▸ **Description of the task**
Pull out each line of the records holding the string "webinarium".
○ ○ ○
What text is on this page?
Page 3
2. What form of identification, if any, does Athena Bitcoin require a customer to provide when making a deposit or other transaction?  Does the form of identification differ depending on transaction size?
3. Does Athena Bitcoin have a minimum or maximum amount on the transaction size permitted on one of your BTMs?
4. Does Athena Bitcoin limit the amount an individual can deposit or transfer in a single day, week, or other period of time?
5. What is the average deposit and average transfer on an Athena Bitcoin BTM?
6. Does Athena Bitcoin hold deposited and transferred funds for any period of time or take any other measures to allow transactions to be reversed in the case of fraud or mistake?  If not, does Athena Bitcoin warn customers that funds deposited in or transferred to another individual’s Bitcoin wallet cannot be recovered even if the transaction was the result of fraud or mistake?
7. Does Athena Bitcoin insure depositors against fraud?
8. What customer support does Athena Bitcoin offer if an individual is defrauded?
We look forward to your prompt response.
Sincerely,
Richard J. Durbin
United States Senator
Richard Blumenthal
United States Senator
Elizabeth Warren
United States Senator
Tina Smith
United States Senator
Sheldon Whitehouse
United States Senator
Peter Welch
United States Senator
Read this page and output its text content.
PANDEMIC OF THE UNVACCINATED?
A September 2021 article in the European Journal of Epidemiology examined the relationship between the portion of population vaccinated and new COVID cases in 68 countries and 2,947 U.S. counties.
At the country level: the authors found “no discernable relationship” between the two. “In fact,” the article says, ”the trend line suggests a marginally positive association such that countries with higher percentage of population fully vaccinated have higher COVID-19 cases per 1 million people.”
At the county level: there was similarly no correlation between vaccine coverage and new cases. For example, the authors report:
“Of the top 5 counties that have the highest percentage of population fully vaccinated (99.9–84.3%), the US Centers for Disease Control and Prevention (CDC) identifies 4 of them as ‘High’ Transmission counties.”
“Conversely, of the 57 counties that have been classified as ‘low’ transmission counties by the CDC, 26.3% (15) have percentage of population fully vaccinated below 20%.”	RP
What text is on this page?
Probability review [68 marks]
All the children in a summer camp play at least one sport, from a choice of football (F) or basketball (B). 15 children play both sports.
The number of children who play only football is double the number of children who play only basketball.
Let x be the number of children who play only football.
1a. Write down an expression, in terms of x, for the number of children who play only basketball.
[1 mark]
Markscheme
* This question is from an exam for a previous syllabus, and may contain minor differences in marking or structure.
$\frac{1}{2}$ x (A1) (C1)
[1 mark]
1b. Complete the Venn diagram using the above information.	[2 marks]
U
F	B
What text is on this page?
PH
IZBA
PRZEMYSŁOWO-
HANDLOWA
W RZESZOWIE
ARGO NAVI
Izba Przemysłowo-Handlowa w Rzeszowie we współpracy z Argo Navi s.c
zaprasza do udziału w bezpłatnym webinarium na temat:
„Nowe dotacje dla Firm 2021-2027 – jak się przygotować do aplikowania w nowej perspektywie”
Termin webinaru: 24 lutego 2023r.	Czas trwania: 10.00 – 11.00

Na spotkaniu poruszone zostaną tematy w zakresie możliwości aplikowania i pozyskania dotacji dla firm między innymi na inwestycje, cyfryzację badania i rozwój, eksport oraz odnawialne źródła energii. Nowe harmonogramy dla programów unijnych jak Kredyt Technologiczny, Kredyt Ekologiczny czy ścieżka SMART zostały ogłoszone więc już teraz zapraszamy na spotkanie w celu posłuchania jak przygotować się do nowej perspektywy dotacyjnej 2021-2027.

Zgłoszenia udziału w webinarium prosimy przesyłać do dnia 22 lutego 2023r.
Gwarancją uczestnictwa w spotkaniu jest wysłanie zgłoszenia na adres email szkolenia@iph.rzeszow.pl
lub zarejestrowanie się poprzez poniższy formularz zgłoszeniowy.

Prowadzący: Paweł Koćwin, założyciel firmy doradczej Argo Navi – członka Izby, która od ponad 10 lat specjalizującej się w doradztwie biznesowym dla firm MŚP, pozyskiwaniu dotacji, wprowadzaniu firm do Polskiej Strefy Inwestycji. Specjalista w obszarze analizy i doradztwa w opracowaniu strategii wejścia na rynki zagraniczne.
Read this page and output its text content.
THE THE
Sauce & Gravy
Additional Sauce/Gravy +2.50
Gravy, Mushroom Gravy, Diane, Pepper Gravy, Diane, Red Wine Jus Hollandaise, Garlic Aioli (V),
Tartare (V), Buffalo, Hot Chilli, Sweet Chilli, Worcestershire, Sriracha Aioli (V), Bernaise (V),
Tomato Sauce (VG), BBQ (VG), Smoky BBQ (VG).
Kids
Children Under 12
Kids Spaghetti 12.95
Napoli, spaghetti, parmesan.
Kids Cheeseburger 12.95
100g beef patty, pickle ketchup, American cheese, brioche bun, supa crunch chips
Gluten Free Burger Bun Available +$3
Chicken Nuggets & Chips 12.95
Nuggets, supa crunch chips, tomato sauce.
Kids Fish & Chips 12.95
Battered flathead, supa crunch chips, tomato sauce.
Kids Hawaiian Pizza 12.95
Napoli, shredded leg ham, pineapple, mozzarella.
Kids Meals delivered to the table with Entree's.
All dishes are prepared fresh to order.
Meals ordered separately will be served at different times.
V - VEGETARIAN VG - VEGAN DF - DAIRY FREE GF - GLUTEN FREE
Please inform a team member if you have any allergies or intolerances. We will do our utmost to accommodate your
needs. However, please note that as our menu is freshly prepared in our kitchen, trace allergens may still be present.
○ ○ ○
▸ **Problem solution**
zaprasza do udziału w bezpłatnym webinarium na temat:
Zgłoszenia udziału w webinarium prosimy przesyłać do dnia 22 lutego 2023r.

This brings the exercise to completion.